* _Exercise_
Update the data items from the first line through the line that contains "- wholesale-section-head: 批发: [658, 108, 1262, 140]" by changing "divider" to "separator" and leaving everything else as it is. Give back only those lines.

Data items:
"""

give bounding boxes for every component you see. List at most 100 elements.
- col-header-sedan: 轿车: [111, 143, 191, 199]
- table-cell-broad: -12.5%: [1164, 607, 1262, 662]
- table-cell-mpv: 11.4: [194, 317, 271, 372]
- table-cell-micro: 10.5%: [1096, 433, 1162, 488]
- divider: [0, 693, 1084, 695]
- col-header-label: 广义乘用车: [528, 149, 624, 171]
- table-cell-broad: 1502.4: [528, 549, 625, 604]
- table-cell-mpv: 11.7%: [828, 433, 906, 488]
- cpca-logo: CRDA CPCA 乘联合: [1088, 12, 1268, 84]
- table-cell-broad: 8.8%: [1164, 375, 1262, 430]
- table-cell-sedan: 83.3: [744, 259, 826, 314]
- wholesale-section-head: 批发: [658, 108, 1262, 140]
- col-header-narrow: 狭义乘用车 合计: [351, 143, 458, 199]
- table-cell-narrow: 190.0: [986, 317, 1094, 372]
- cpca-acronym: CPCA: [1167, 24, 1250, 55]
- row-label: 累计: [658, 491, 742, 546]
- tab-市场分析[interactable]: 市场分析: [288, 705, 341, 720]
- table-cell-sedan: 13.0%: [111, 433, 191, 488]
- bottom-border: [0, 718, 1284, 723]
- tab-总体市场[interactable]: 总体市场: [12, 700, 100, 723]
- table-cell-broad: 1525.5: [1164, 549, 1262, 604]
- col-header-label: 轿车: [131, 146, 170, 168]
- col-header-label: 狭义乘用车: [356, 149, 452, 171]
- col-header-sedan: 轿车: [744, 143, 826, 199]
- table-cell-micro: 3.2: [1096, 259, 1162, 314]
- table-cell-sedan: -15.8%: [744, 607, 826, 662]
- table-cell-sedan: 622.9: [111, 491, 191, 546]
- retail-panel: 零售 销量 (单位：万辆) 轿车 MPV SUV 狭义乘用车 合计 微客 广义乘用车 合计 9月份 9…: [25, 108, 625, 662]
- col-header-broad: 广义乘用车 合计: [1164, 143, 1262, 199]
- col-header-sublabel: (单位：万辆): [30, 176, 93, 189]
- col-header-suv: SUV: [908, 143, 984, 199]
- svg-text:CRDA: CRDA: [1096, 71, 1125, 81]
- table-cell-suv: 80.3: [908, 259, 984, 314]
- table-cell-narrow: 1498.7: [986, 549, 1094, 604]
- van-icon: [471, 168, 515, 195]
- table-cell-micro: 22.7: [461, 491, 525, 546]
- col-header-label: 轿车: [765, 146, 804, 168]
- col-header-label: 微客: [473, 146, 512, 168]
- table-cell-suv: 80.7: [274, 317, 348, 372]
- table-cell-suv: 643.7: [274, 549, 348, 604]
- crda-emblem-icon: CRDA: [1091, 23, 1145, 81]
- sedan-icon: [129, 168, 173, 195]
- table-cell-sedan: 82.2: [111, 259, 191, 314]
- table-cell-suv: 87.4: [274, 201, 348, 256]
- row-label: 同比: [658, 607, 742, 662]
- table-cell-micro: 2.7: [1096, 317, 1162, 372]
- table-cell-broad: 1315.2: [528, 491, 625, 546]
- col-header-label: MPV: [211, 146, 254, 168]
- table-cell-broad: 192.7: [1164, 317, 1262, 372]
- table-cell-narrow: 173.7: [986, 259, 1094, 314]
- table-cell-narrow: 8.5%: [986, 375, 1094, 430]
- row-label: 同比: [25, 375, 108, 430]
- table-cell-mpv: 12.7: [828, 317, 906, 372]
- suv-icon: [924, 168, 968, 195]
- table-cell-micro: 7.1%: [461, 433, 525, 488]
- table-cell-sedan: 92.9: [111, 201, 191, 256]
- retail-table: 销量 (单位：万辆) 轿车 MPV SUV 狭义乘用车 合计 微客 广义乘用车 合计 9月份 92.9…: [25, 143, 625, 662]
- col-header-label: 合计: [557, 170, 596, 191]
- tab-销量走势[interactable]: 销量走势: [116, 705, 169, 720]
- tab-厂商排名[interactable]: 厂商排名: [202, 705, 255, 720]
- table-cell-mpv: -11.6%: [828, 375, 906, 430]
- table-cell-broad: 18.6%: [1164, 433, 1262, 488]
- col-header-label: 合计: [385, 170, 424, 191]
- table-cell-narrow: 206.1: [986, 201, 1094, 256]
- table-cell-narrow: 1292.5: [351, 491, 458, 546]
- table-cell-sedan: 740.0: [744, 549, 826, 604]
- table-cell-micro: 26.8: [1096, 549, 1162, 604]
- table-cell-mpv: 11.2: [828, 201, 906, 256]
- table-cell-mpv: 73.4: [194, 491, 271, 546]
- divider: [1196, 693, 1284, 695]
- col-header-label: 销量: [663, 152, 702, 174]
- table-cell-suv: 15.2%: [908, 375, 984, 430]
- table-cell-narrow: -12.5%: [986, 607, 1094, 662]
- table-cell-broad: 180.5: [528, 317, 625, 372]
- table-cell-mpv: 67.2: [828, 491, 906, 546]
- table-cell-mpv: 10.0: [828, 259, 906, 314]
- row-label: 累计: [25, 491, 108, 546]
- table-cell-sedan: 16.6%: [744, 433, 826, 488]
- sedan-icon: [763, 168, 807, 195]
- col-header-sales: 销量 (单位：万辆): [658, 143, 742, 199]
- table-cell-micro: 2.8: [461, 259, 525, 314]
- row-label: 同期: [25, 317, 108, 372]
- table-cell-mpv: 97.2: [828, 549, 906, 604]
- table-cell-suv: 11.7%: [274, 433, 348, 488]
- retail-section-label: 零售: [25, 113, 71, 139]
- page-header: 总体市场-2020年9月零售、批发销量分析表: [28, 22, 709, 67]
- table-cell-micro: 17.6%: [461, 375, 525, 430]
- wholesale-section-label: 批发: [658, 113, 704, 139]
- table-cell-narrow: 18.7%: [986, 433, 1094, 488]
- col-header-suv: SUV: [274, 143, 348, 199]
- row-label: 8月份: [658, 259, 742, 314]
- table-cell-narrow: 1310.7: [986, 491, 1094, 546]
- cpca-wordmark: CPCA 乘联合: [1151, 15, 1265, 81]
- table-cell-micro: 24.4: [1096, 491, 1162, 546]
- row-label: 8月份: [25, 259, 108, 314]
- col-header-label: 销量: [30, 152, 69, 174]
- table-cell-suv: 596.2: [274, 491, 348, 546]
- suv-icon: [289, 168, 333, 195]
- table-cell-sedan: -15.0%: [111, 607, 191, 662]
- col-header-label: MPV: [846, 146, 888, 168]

"""

* _Solution for this exercise_
give bounding boxes for every component you see. List at most 100 elements.
- col-header-sedan: 轿车: [111, 143, 191, 199]
- table-cell-broad: -12.5%: [1164, 607, 1262, 662]
- table-cell-mpv: 11.4: [194, 317, 271, 372]
- table-cell-micro: 10.5%: [1096, 433, 1162, 488]
- separator: [0, 693, 1084, 695]
- col-header-label: 广义乘用车: [528, 149, 624, 171]
- table-cell-broad: 1502.4: [528, 549, 625, 604]
- table-cell-mpv: 11.7%: [828, 433, 906, 488]
- cpca-logo: CRDA CPCA 乘联合: [1088, 12, 1268, 84]
- table-cell-broad: 8.8%: [1164, 375, 1262, 430]
- table-cell-sedan: 83.3: [744, 259, 826, 314]
- wholesale-section-head: 批发: [658, 108, 1262, 140]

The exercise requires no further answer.